◆ WHAT TO PRODUCE ◆
Output all lines exactly.
— start INFORMATION SHOWN —
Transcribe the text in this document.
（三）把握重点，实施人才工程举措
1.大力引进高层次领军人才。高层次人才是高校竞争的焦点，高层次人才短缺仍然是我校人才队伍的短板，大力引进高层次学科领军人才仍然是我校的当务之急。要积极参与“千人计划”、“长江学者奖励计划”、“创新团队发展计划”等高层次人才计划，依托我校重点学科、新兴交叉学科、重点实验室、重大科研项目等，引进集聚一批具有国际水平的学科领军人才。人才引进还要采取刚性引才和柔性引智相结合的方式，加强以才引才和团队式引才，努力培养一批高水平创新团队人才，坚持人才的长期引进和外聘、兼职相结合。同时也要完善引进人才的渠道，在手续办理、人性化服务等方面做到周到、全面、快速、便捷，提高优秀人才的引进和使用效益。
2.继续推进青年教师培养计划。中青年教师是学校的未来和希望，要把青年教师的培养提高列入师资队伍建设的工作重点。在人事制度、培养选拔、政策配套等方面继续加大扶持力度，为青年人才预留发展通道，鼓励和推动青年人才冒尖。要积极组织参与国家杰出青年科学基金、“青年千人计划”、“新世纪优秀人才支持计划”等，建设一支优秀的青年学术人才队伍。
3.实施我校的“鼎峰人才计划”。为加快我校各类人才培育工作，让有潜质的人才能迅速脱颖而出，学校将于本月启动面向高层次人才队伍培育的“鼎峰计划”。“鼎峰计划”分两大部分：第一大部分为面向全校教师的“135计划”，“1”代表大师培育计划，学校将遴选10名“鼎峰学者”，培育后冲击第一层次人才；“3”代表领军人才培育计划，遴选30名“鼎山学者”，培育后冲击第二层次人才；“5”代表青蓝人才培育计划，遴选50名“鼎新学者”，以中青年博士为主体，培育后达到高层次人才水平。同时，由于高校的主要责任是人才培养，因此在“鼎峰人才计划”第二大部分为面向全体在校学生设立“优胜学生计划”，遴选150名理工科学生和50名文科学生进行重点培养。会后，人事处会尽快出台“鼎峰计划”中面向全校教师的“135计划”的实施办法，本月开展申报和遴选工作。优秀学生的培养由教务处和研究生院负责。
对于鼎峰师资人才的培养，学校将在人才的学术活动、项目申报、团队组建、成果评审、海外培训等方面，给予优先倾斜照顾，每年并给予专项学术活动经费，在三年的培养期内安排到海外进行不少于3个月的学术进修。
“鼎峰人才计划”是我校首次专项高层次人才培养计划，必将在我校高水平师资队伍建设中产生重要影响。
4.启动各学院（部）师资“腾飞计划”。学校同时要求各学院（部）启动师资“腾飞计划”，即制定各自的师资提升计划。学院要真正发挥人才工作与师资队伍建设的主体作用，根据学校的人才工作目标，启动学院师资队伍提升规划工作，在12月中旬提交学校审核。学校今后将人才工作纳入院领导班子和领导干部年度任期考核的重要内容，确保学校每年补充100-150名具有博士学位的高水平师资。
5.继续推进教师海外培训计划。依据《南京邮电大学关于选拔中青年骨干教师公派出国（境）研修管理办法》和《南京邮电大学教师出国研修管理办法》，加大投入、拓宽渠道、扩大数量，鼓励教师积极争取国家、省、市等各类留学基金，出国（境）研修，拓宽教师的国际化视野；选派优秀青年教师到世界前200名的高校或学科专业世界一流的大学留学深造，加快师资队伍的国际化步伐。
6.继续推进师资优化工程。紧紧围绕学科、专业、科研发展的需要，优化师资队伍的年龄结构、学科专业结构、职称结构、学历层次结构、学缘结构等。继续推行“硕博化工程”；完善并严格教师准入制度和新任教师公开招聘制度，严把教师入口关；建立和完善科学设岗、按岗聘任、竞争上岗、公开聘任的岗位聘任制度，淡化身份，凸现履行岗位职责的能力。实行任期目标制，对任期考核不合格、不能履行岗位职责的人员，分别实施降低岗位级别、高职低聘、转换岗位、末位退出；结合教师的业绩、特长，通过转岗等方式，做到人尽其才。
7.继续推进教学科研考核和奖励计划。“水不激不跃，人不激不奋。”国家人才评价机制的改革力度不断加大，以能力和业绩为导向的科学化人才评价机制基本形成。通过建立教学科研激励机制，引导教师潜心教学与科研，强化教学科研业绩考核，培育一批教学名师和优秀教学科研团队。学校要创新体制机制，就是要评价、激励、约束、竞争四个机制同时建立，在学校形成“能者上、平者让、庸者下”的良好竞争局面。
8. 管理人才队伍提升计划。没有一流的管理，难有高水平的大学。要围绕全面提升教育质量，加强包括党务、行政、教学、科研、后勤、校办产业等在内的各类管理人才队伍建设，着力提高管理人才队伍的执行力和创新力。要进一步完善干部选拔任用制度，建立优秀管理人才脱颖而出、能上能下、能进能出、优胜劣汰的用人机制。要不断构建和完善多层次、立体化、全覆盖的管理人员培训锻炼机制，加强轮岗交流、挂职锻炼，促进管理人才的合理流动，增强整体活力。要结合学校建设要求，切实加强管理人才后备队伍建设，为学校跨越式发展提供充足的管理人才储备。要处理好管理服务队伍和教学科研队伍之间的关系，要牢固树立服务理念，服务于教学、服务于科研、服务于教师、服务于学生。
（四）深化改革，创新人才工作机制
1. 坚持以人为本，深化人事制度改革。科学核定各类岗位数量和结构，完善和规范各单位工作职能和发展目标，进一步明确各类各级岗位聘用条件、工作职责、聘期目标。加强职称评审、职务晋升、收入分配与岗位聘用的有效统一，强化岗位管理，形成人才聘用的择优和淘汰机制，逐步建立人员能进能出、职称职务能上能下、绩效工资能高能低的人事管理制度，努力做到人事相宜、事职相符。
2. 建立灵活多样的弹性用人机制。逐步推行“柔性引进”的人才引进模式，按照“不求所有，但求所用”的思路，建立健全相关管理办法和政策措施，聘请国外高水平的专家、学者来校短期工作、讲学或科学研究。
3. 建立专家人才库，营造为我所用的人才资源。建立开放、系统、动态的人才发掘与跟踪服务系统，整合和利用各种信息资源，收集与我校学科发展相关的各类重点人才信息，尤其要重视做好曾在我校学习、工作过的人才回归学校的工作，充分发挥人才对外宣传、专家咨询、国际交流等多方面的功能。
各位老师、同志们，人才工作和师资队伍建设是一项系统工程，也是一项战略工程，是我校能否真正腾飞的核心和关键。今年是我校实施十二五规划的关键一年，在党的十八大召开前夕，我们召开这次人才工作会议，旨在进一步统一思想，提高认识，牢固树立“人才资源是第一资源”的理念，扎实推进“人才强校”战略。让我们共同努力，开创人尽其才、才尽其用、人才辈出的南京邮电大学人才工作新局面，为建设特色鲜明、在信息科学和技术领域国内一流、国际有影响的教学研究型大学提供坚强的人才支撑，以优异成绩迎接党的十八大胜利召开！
— end INFORMATION SHOWN —
◆ ANSWER TO THE TASK ◆
Transcribe the text in this document.
（三）把握重点，实施人才工程举措
1.大力引进高层次领军人才。高层次人才是高校竞争的焦点，高层次人才短缺仍然是我校人才队伍的短板，大力引进高层次学科领军人才仍然是我校的当务之急。要积极参与“千人计划”、“长江学者奖励计划”、“创新团队发展计划”等高层次人才计划，依托我校重点学科、新兴交叉学科、重点实验室、重大科研项目等，引进集聚一批具有国际水平的学科领军人才。人才引进还要采取刚性引才和柔性引智相结合的方式，加强以才引才和团队式引才，努力培养一批高水平创新团队人才，坚持人才的长期引进和外聘、兼职相结合。同时也要完善引进人才的渠道，在手续办理、人性化服务等方面做到周到、全面、快速、便捷，提高优秀人才的引进和使用效益。
2.继续推进青年教师培养计划。中青年教师是学校的未来和希望，要把青年教师的培养提高列入师资队伍建设的工作重点。在人事制度、培养选拔、政策配套等方面继续加大扶持力度，为青年人才预留发展通道，鼓励和推动青年人才冒尖。要积极组织参与国家杰出青年科学基金、“青年千人计划”、“新世纪优秀人才支持计划”等，建设一支优秀的青年学术人才队伍。
3.实施我校的“鼎峰人才计划”。为加快我校各类人才培育工作，让有潜质的人才能迅速脱颖而出，学校将于本月启动面向高层次人才队伍培育的“鼎峰计划”。“鼎峰计划”分两大部分：第一大部分为面向全校教师的“135计划”，“1”代表大师培育计划，学校将遴选10名“鼎峰学者”，培育后冲击第一层次人才；“3”代表领军人才培育计划，遴选30名“鼎山学者”，培育后冲击第二层次人才；“5”代表青蓝人才培育计划，遴选50名“鼎新学者”，以中青年博士为主体，培育后达到高层次人才水平。同时，由于高校的主要责任是人才培养，因此在“鼎峰人才计划”第二大部分为面向全体在校学生设立“优胜学生计划”，遴选150名理工科学生和50名文科学生进行重点培养。会后，人事处会尽快出台“鼎峰计划”中面向全校教师的“135计划”的实施办法，本月开展申报和遴选工作。优秀学生的培养由教务处和研究生院负责。
对于鼎峰师资人才的培养，学校将在人才的学术活动、项目申报、团队组建、成果评审、海外培训等方面，给予优先倾斜照顾，每年并给予专项学术活动经费，在三年的培养期内安排到海外进行不少于3个月的学术进修。
“鼎峰人才计划”是我校首次专项高层次人才培养计划，必将在我校高水平师资队伍建设中产生重要影响。
4.启动各学院（部）师资“腾飞计划”。学校同时要求各学院（部）启动师资“腾飞计划”，即制定各自的师资提升计划。学院要真正发挥人才工作与师资队伍建设的主体作用，根据学校的人才工作目标，启动学院师资队伍提升规划工作，在12月中旬提交学校审核。学校今后将人才工作纳入院领导班子和领导干部年度任期考核的重要内容，确保学校每年补充100-150名具有博士学位的高水平师资。
5.继续推进教师海外培训计划。依据《南京邮电大学关于选拔中青年骨干教师公派出国（境）研修管理办法》和《南京邮电大学教师出国研修管理办法》，加大投入、拓宽渠道、扩大数量，鼓励教师积极争取国家、省、市等各类留学基金，出国（境）研修，拓宽教师的国际化视野；选派优秀青年教师到世界前200名的高校或学科专业世界一流的大学留学深造，加快师资队伍的国际化步伐。
6.继续推进师资优化工程。紧紧围绕学科、专业、科研发展的需要，优化师资队伍的年龄结构、学科专业结构、职称结构、学历层次结构、学缘结构等。继续推行“硕博化工程”；完善并严格教师准入制度和新任教师公开招聘制度，严把教师入口关；建立和完善科学设岗、按岗聘任、竞争上岗、公开聘任的岗位聘任制度，淡化身份，凸现履行岗位职责的能力。实行任期目标制，对任期考核不合格、不能履行岗位职责的人员，分别实施降低岗位级别、高职低聘、转换岗位、末位退出；结合教师的业绩、特长，通过转岗等方式，做到人尽其才。
7.继续推进教学科研考核和奖励计划。“水不激不跃，人不激不奋。”国家人才评价机制的改革力度不断加大，以能力和业绩为导向的科学化人才评价机制基本形成。通过建立教学科研激励机制，引导教师潜心教学与科研，强化教学科研业绩考核，培育一批教学名师和优秀教学科研团队。学校要创新体制机制，就是要评价、激励、约束、竞争四个机制同时建立，在学校形成“能者上、平者让、庸者下”的良好竞争局面。
8. 管理人才队伍提升计划。没有一流的管理，难有高水平的大学。要围绕全面提升教育质量，加强包括党务、行政、教学、科研、后勤、校办产业等在内的各类管理人才队伍建设，着力提高管理人才队伍的执行力和创新力。要进一步完善干部选拔任用制度，建立优秀管理人才脱颖而出、能上能下、能进能出、优胜劣汰的用人机制。要不断构建和完善多层次、立体化、全覆盖的管理人员培训锻炼机制，加强轮岗交流、挂职锻炼，促进管理人才的合理流动，增强整体活力。要结合学校建设要求，切实加强管理人才后备队伍建设，为学校跨越式发展提供充足的管理人才储备。要处理好管理服务队伍和教学科研队伍之间的关系，要牢固树立服务理念，服务于教学、服务于科研、服务于教师、服务于学生。
（四）深化改革，创新人才工作机制
1. 坚持以人为本，深化人事制度改革。科学核定各类岗位数量和结构，完善和规范各单位工作职能和发展目标，进一步明确各类各级岗位聘用条件、工作职责、聘期目标。加强职称评审、职务晋升、收入分配与岗位聘用的有效统一，强化岗位管理，形成人才聘用的择优和淘汰机制，逐步建立人员能进能出、职称职务能上能下、绩效工资能高能低的人事管理制度，努力做到人事相宜、事职相符。
2. 建立灵活多样的弹性用人机制。逐步推行“柔性引进”的人才引进模式，按照“不求所有，但求所用”的思路，建立健全相关管理办法和政策措施，聘请国外高水平的专家、学者来校短期工作、讲学或科学研究。
3. 建立专家人才库，营造为我所用的人才资源。建立开放、系统、动态的人才发掘与跟踪服务系统，整合和利用各种信息资源，收集与我校学科发展相关的各类重点人才信息，尤其要重视做好曾在我校学习、工作过的人才回归学校的工作，充分发挥人才对外宣传、专家咨询、国际交流等多方面的功能。
各位老师、同志们，人才工作和师资队伍建设是一项系统工程，也是一项战略工程，是我校能否真正腾飞的核心和关键。今年是我校实施十二五规划的关键一年，在党的十八大召开前夕，我们召开这次人才工作会议，旨在进一步统一思想，提高认识，牢固树立“人才资源是第一资源”的理念，扎实推进“人才强校”战略。让我们共同努力，开创人尽其才、才尽其用、人才辈出的南京邮电大学人才工作新局面，为建设特色鲜明、在信息科学和技术领域国内一流、国际有影响的教学研究型大学提供坚强的人才支撑，以优异成绩迎接党的十八大胜利召开！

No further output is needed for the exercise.